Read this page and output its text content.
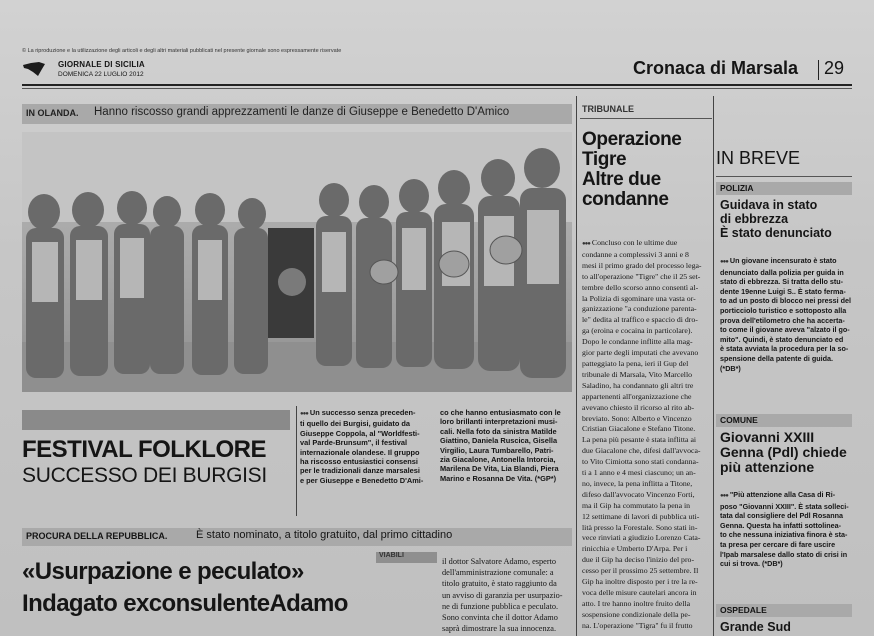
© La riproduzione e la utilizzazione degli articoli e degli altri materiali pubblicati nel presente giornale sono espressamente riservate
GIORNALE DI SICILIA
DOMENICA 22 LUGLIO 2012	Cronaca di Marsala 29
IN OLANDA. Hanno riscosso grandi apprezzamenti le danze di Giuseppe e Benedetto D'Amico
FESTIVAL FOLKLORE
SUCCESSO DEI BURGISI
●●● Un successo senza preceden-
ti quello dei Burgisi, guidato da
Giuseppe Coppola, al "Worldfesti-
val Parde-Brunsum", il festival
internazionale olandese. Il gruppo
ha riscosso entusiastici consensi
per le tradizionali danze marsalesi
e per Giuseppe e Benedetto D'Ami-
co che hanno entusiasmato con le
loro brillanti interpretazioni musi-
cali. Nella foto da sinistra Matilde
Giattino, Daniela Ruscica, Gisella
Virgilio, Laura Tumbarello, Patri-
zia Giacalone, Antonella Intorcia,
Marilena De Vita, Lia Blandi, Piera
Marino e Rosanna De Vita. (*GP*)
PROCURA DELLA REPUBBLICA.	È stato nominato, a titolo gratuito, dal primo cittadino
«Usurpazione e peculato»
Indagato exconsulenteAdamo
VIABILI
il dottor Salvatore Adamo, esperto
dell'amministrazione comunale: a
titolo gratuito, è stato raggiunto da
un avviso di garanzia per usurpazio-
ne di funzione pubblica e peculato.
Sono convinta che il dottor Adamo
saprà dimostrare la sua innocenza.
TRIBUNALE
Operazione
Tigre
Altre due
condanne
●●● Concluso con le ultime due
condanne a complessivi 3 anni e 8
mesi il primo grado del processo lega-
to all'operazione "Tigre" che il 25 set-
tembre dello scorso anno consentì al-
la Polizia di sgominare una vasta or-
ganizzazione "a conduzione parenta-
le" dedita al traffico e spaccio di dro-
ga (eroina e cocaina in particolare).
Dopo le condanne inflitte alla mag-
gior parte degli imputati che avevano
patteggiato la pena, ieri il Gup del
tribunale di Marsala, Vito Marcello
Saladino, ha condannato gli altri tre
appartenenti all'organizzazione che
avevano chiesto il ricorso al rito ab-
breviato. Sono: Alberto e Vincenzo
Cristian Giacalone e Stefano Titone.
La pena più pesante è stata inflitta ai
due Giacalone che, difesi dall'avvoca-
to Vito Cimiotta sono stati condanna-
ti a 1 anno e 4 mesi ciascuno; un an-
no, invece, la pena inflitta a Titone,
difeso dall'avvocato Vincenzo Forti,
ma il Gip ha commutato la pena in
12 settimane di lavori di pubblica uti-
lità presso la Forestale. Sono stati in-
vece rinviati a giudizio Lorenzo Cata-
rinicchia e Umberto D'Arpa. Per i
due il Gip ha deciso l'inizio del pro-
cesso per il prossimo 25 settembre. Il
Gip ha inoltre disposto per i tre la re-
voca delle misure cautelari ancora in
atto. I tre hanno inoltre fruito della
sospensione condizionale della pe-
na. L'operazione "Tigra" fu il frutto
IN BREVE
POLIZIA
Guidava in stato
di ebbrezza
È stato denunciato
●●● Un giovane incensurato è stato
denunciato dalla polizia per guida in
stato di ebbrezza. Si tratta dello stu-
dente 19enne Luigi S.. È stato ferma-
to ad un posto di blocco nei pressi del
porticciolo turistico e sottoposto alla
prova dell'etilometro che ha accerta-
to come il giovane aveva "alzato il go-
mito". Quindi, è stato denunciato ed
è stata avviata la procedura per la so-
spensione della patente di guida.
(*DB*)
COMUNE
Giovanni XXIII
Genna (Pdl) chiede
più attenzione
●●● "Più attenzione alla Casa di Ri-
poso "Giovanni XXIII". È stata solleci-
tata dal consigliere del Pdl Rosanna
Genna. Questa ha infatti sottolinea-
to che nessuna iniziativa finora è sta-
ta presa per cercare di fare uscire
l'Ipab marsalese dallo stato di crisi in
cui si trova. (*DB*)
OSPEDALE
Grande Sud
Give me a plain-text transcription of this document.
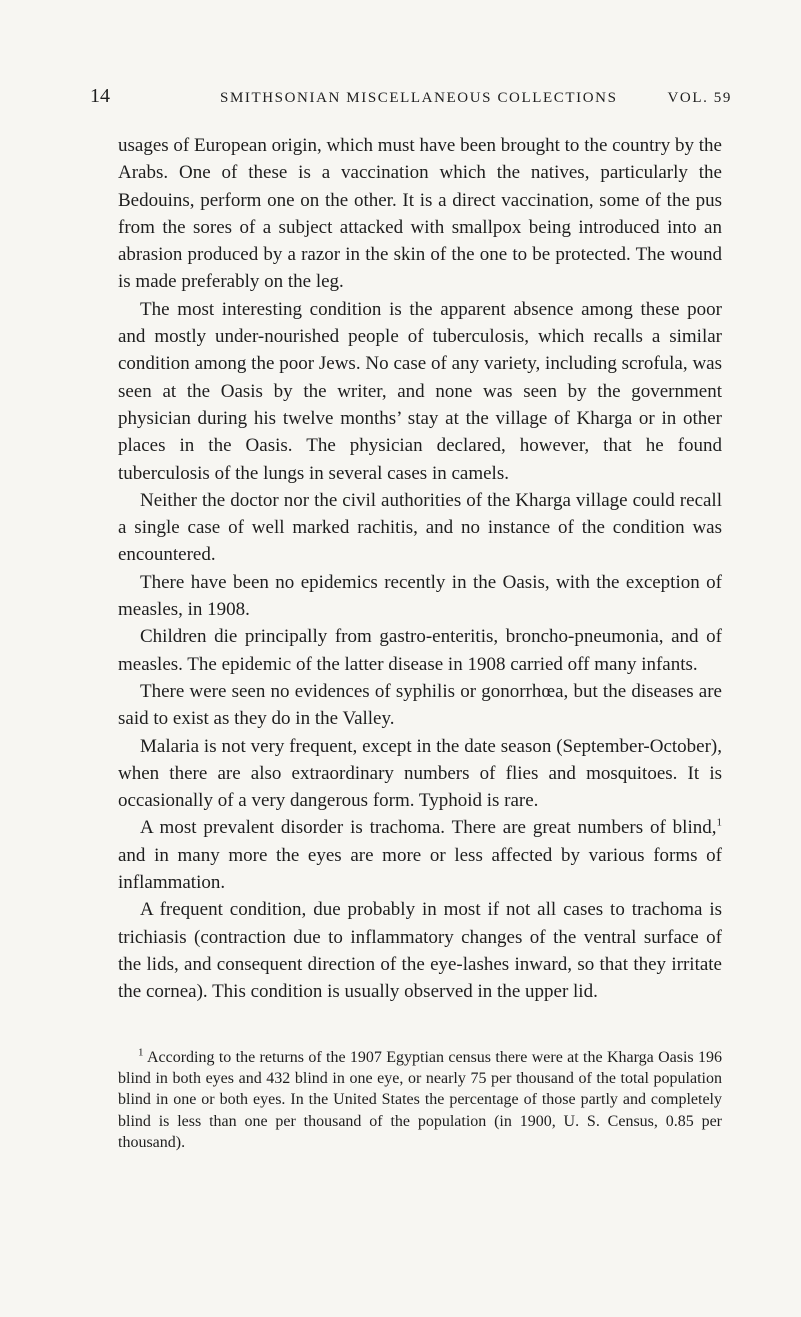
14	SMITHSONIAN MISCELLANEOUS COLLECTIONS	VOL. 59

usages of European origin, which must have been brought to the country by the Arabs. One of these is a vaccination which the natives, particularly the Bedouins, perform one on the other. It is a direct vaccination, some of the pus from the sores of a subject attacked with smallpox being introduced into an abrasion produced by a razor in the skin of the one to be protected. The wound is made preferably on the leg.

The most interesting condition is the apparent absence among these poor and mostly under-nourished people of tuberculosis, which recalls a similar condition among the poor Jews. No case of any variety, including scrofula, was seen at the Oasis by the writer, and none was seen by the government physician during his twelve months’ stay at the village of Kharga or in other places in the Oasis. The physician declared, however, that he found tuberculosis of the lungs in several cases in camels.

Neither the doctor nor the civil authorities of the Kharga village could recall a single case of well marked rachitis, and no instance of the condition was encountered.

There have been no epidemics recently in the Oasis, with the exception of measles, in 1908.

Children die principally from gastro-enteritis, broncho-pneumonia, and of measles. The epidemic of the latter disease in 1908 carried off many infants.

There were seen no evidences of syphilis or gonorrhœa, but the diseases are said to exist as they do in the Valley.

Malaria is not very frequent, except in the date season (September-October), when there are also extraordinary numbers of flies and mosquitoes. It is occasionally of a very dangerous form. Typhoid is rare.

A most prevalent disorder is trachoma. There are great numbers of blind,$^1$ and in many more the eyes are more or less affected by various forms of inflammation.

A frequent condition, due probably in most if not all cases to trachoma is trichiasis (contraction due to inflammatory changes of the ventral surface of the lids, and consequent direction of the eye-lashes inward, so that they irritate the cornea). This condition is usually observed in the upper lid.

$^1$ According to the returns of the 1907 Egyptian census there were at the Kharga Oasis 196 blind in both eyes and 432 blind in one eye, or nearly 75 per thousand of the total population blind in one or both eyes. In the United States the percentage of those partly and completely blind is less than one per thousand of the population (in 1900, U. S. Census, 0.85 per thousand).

________________________________________

• SHORT PROBLEM: Extract every line from the records above that contains the word "Giovanni".

• CORRECT ANSWER:
Giovanni XXIII
poso "Giovanni XXIII". È stata solleci-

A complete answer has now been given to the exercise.